- LISTING -
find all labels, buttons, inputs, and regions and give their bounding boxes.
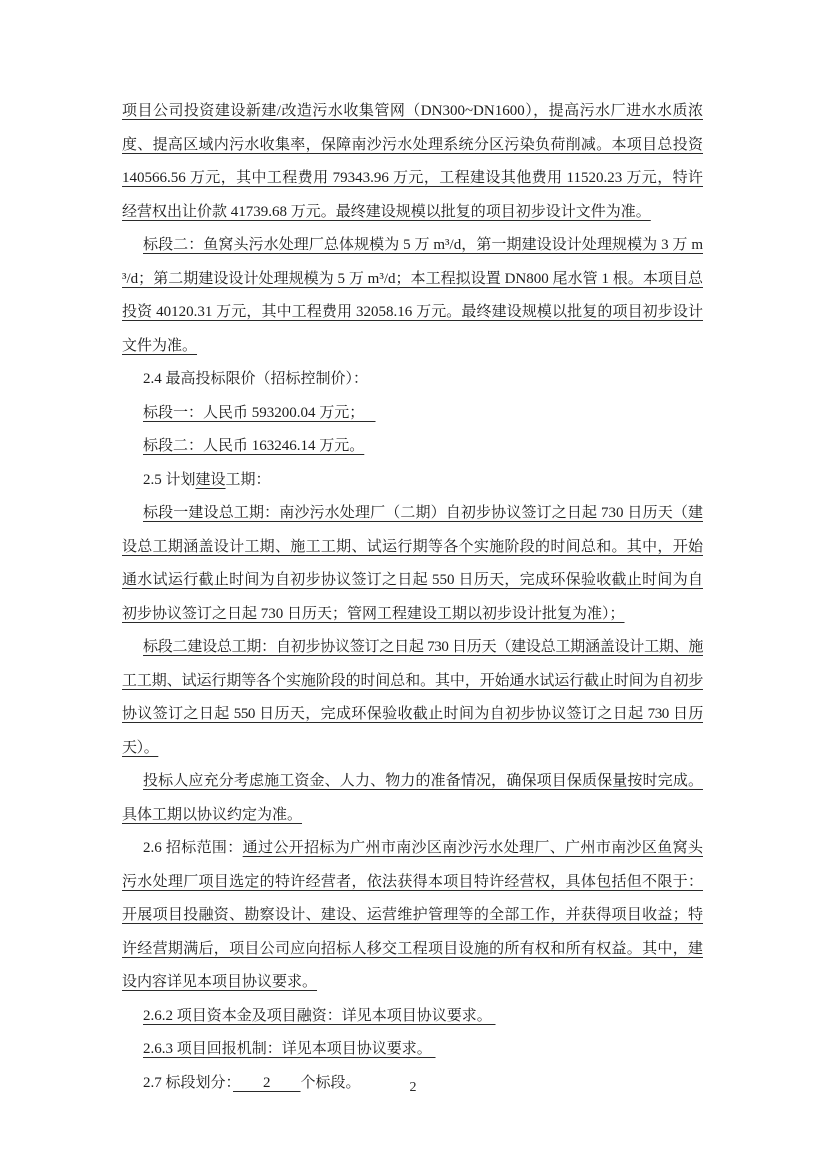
- para-bidder-preparation-note-text: 投标人应充分考虑施工资金、人力、物力的准备情况，确保项目保质保量按时完成。具体工…: [122, 773, 703, 823]
- para-lot2-scale: 标段二：鱼窝头污水处理厂总体规模为 5 万 m³/d，第一期建设设计处理规模为 …: [122, 229, 703, 363]
- para-lot1-price-cap: 标段一：人民币 593200.04 万元；: [122, 397, 703, 431]
- para-2-6-bid-scope-label: 2.6 招标范围：: [143, 840, 243, 856]
- para-lot1-construction-period-text: 标段一建设总工期：南沙污水处理厂（二期）自初步协议签订之日起 730 日历天（建…: [122, 505, 703, 622]
- page-body: 项目公司投资建设新建/改造污水收集管网（DN300~DN1600），提高污水厂进…: [122, 95, 703, 1100]
- para-2-6-3-return-mechanism-text: 2.6.3 项目回报机制：详见本项目协议要求。: [143, 1041, 436, 1057]
- heading-2-5-construction-period: 2.5 计划建设工期：: [122, 464, 703, 498]
- heading-2-5-suffix: 工期：: [226, 472, 271, 488]
- para-lot2-scale-text: 标段二：鱼窝头污水处理厂总体规模为 5 万 m³/d，第一期建设设计处理规模为 …: [122, 237, 703, 354]
- para-project-investment: 项目公司投资建设新建/改造污水收集管网（DN300~DN1600），提高污水厂进…: [122, 95, 703, 229]
- para-lot1-construction-period: 标段一建设总工期：南沙污水处理厂（二期）自初步协议签订之日起 730 日历天（建…: [122, 497, 703, 631]
- para-lot2-price-cap: 标段二：人民币 163246.14 万元。: [122, 430, 703, 464]
- para-2-6-2-capital-financing: 2.6.2 项目资本金及项目融资：详见本项目协议要求。: [122, 1000, 703, 1034]
- para-lot1-price-cap-text: 标段一：人民币 593200.04 万元；: [143, 405, 376, 421]
- para-2-6-bid-scope-text: 通过公开招标为广州市南沙区南沙污水处理厂、广州市南沙区鱼窝头污水处理厂项目选定的…: [122, 840, 703, 990]
- para-2-6-3-return-mechanism: 2.6.3 项目回报机制：详见本项目协议要求。: [122, 1033, 703, 1067]
- document-page: 项目公司投资建设新建/改造污水收集管网（DN300~DN1600），提高污水厂进…: [0, 0, 826, 1169]
- para-2-6-bid-scope: 2.6 招标范围：通过公开招标为广州市南沙区南沙污水处理厂、广州市南沙区鱼窝头污…: [122, 832, 703, 1000]
- para-lot2-price-cap-text: 标段二：人民币 163246.14 万元。: [143, 438, 364, 454]
- para-2-6-2-capital-financing-text: 2.6.2 项目资本金及项目融资：详见本项目协议要求。: [143, 1008, 496, 1024]
- heading-2-5-underlined-word: 建设: [196, 472, 226, 488]
- page-number: 2: [0, 1078, 826, 1098]
- para-bidder-preparation-note: 投标人应充分考虑施工资金、人力、物力的准备情况，确保项目保质保量按时完成。具体工…: [122, 765, 703, 832]
- heading-2-4-text: 2.4 最高投标限价（招标控制价）：: [143, 371, 368, 387]
- heading-2-5-prefix: 2.5 计划: [143, 472, 196, 488]
- para-project-investment-text: 项目公司投资建设新建/改造污水收集管网（DN300~DN1600），提高污水厂进…: [122, 103, 703, 220]
- para-lot2-construction-period-text: 标段二建设总工期：自初步协议签订之日起 730 日历天（建设总工期涵盖设计工期、…: [122, 639, 703, 756]
- para-lot2-construction-period: 标段二建设总工期：自初步协议签订之日起 730 日历天（建设总工期涵盖设计工期、…: [122, 631, 703, 765]
- heading-2-4-price-cap: 2.4 最高投标限价（招标控制价）：: [122, 363, 703, 397]
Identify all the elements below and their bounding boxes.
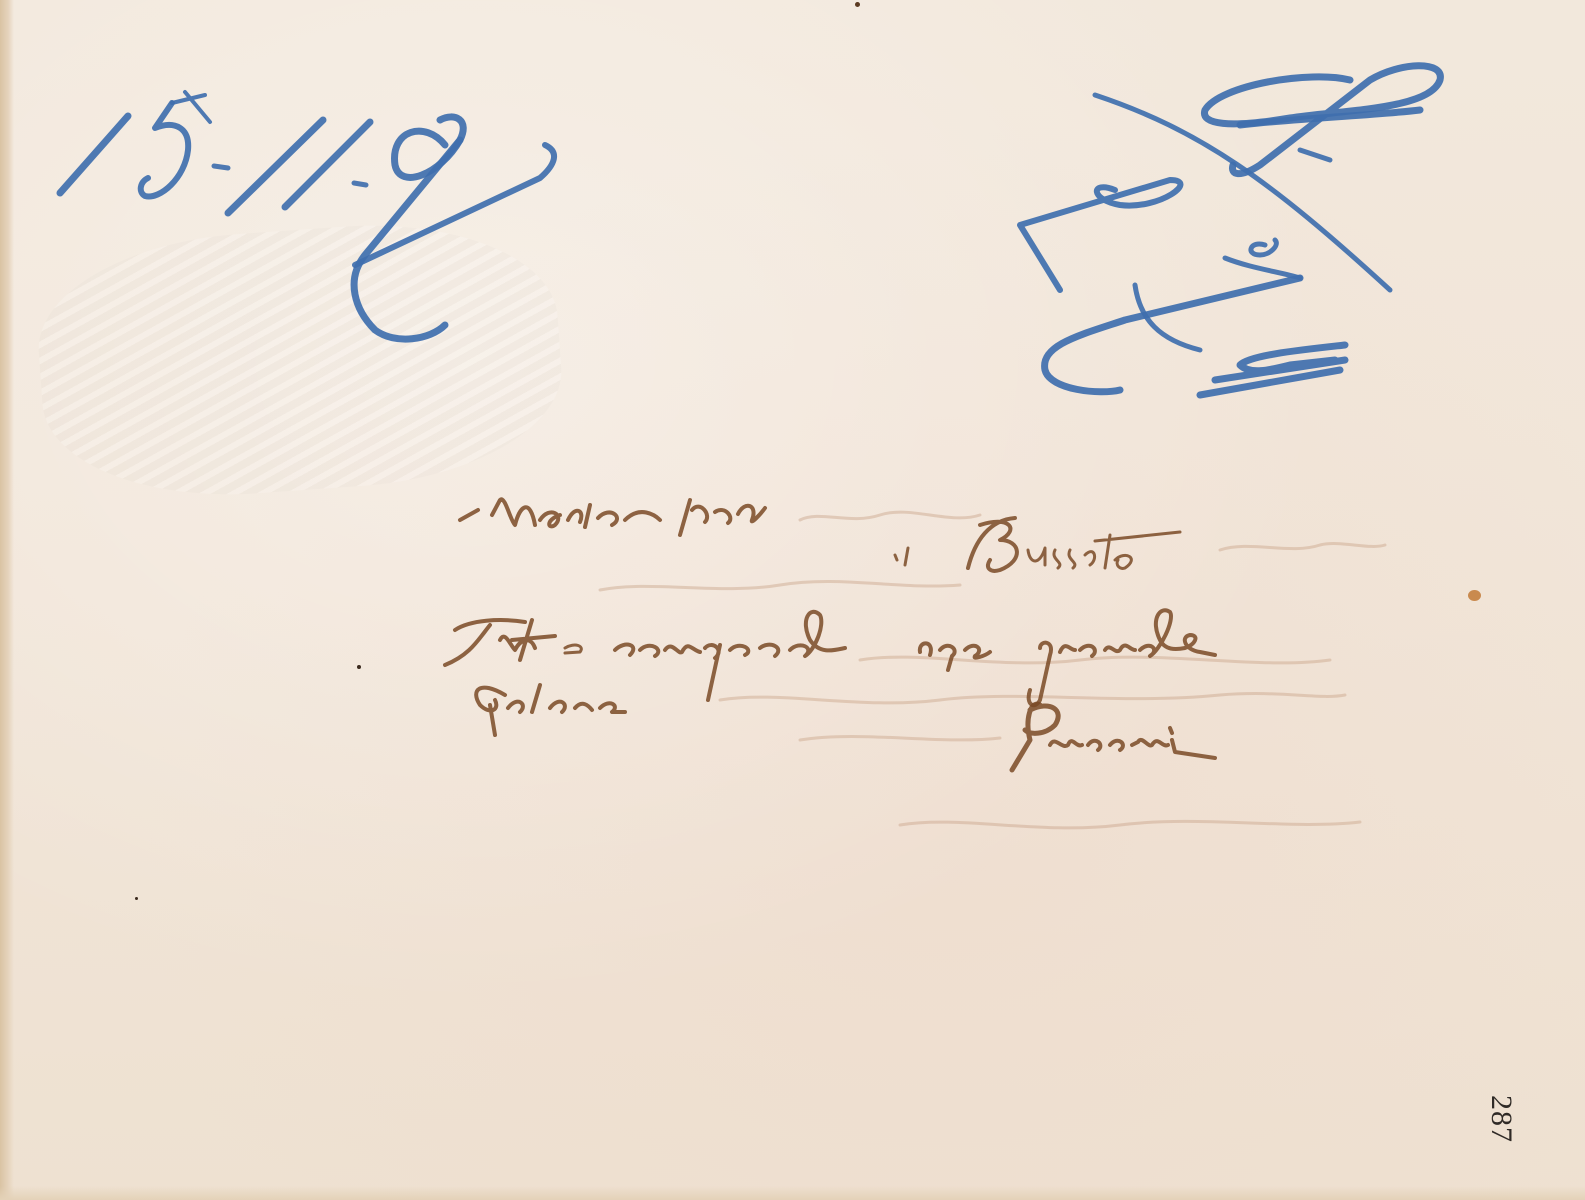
paper-sheet: 15-11-98 8 2e4 Maestro Verdi Busseto Scr…	[0, 0, 1585, 1200]
ink-body-line-2-strokes	[476, 685, 625, 735]
blue-date-strokes	[60, 92, 554, 339]
ink-signature-strokes	[1012, 704, 1215, 770]
archive-number-stamp: 287	[1484, 1095, 1518, 1143]
ink-destination-strokes	[895, 518, 1180, 571]
ink-recipient-strokes	[460, 499, 765, 535]
handwriting-layer	[0, 0, 1585, 1200]
bleed-through-text	[600, 512, 1385, 828]
blue-fraction-strokes	[1020, 66, 1440, 395]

- CHALLENGE -
Could you put every line of the records above into one numbered list, skipping blank lines and leaving the pictures out?

- WORKED SOLUTION -
1. find all labels, buttons, inputs, and regions and give their bounding boxes.
2. - para-bidder-preparation-note-text: 投标人应充分考虑施工资金、人力、物力的准备情况，确保项目保质保量按时完成。具体工…: [122, 773, 703, 823]
3. - para-lot2-scale: 标段二：鱼窝头污水处理厂总体规模为 5 万 m³/d，第一期建设设计处理规模为 …: [122, 229, 703, 363]
4. - para-lot1-price-cap: 标段一：人民币 593200.04 万元；: [122, 397, 703, 431]
5. - para-2-6-bid-scope-label: 2.6 招标范围：: [143, 840, 243, 856]
6. - para-lot1-construction-period-text: 标段一建设总工期：南沙污水处理厂（二期）自初步协议签订之日起 730 日历天（建…: [122, 505, 703, 622]
7. - page-body: 项目公司投资建设新建/改造污水收集管网（DN300~DN1600），提高污水厂进…: [122, 95, 703, 1100]
8. - para-2-6-3-return-mechanism-text: 2.6.3 项目回报机制：详见本项目协议要求。: [143, 1041, 436, 1057]
9. - heading-2-5-construction-period: 2.5 计划建设工期：: [122, 464, 703, 498]
10. - heading-2-5-suffix: 工期：: [226, 472, 271, 488]
11. - para-lot2-scale-text: 标段二：鱼窝头污水处理厂总体规模为 5 万 m³/d，第一期建设设计处理规模为 …: [122, 237, 703, 354]
12. - para-project-investment: 项目公司投资建设新建/改造污水收集管网（DN300~DN1600），提高污水厂进…: [122, 95, 703, 229]
13. - para-lot1-construction-period: 标段一建设总工期：南沙污水处理厂（二期）自初步协议签订之日起 730 日历天（建…: [122, 497, 703, 631]
14. - para-lot2-price-cap: 标段二：人民币 163246.14 万元。: [122, 430, 703, 464]
15. - para-2-6-2-capital-financing: 2.6.2 项目资本金及项目融资：详见本项目协议要求。: [122, 1000, 703, 1034]
16. - para-lot1-price-cap-text: 标段一：人民币 593200.04 万元；: [143, 405, 376, 421]
17. - para-2-6-bid-scope-text: 通过公开招标为广州市南沙区南沙污水处理厂、广州市南沙区鱼窝头污水处理厂项目选定的…: [122, 840, 703, 990]
18. - para-2-6-3-return-mechanism: 2.6.3 项目回报机制：详见本项目协议要求。: [122, 1033, 703, 1067]
19. - document-page: 项目公司投资建设新建/改造污水收集管网（DN300~DN1600），提高污水厂进…: [0, 0, 826, 1169]
20. - para-2-6-bid-scope: 2.6 招标范围：通过公开招标为广州市南沙区南沙污水处理厂、广州市南沙区鱼窝头污…: [122, 832, 703, 1000]
21. - para-lot2-price-cap-text: 标段二：人民币 163246.14 万元。: [143, 438, 364, 454]
22. - para-2-6-2-capital-financing-text: 2.6.2 项目资本金及项目融资：详见本项目协议要求。: [143, 1008, 496, 1024]
23. - heading-2-5-underlined-word: 建设: [196, 472, 226, 488]
24. - page-number: 2: [0, 1078, 826, 1098]
25. - para-bidder-preparation-note: 投标人应充分考虑施工资金、人力、物力的准备情况，确保项目保质保量按时完成。具体工…: [122, 765, 703, 832]
26. - heading-2-4-text: 2.4 最高投标限价（招标控制价）：: [143, 371, 368, 387]
27. - heading-2-5-prefix: 2.5 计划: [143, 472, 196, 488]
28. - para-project-investment-text: 项目公司投资建设新建/改造污水收集管网（DN300~DN1600），提高污水厂进…: [122, 103, 703, 220]
29. - para-lot2-construction-period-text: 标段二建设总工期：自初步协议签订之日起 730 日历天（建设总工期涵盖设计工期、…: [122, 639, 703, 756]
30. - para-lot2-construction-period: 标段二建设总工期：自初步协议签订之日起 730 日历天（建设总工期涵盖设计工期、…: [122, 631, 703, 765]
31. - heading-2-4-price-cap: 2.4 最高投标限价（招标控制价）：: [122, 363, 703, 397]
32. Identify all the elements below and their bounding boxes.
33. paper-sheet: 15-11-98 8 2e4 Maestro Verdi Busseto Scr…	[0, 0, 1585, 1200]
34. ink-body-line-2-strokes	[476, 685, 625, 735]
35. blue-date-strokes	[60, 92, 554, 339]
36. ink-signature-strokes	[1012, 704, 1215, 770]
37. archive-number-stamp: 287	[1484, 1095, 1518, 1143]
38. ink-destination-strokes	[895, 518, 1180, 571]
39. ink-recipient-strokes	[460, 499, 765, 535]
40. handwriting-layer	[0, 0, 1585, 1200]
41. bleed-through-text	[600, 512, 1385, 828]
42. blue-fraction-strokes	[1020, 66, 1440, 395]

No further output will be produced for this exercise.